• _ROWS_
______________________________

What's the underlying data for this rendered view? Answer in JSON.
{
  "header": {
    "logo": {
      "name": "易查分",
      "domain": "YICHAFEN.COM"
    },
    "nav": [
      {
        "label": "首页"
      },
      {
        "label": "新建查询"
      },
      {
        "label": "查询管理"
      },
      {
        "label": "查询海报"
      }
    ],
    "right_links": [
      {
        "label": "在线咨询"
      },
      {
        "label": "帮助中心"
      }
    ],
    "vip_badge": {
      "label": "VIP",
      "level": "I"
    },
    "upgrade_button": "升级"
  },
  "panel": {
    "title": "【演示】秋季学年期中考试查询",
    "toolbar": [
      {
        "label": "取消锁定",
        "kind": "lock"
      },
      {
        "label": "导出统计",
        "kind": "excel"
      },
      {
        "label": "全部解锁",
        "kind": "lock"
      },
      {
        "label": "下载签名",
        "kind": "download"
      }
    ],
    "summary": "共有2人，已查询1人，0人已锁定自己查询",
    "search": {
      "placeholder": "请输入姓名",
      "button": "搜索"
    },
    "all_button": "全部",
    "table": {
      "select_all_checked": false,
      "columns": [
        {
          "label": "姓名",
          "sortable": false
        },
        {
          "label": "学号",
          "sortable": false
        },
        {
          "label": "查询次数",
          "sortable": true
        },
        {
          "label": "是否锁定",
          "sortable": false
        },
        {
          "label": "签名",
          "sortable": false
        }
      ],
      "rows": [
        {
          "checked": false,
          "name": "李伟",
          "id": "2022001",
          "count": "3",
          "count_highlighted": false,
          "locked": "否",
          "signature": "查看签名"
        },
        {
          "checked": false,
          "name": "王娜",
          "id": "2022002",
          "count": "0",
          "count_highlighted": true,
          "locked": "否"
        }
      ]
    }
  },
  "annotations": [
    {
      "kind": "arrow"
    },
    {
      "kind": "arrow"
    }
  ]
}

______________________________

• _DESCRIPTION OF THE TASK_
Repeat the listing exactly, from its first line to its last.

• _FINISHED TASK_
What's the underlying data for this rendered view? Answer in JSON.
{
  "header": {
    "logo": {
      "name": "易查分",
      "domain": "YICHAFEN.COM"
    },
    "nav": [
      {
        "label": "首页"
      },
      {
        "label": "新建查询"
      },
      {
        "label": "查询管理"
      },
      {
        "label": "查询海报"
      }
    ],
    "right_links": [
      {
        "label": "在线咨询"
      },
      {
        "label": "帮助中心"
      }
    ],
    "vip_badge": {
      "label": "VIP",
      "level": "I"
    },
    "upgrade_button": "升级"
  },
  "panel": {
    "title": "【演示】秋季学年期中考试查询",
    "toolbar": [
      {
        "label": "取消锁定",
        "kind": "lock"
      },
      {
        "label": "导出统计",
        "kind": "excel"
      },
      {
        "label": "全部解锁",
        "kind": "lock"
      },
      {
        "label": "下载签名",
        "kind": "download"
      }
    ],
    "summary": "共有2人，已查询1人，0人已锁定自己查询",
    "search": {
      "placeholder": "请输入姓名",
      "button": "搜索"
    },
    "all_button": "全部",
    "table": {
      "select_all_checked": false,
      "columns": [
        {
          "label": "姓名",
          "sortable": false
        },
        {
          "label": "学号",
          "sortable": false
        },
        {
          "label": "查询次数",
          "sortable": true
        },
        {
          "label": "是否锁定",
          "sortable": false
        },
        {
          "label": "签名",
          "sortable": false
        }
      ],
      "rows": [
        {
          "checked": false,
          "name": "李伟",
          "id": "2022001",
          "count": "3",
          "count_highlighted": false,
          "locked": "否",
          "signature": "查看签名"
        },
        {
          "checked": false,
          "name": "王娜",
          "id": "2022002",
          "count": "0",
          "count_highlighted": true,
          "locked": "否"
        }
      ]
    }
  },
  "annotations": [
    {
      "kind": "arrow"
    },
    {
      "kind": "arrow"
    }
  ]
}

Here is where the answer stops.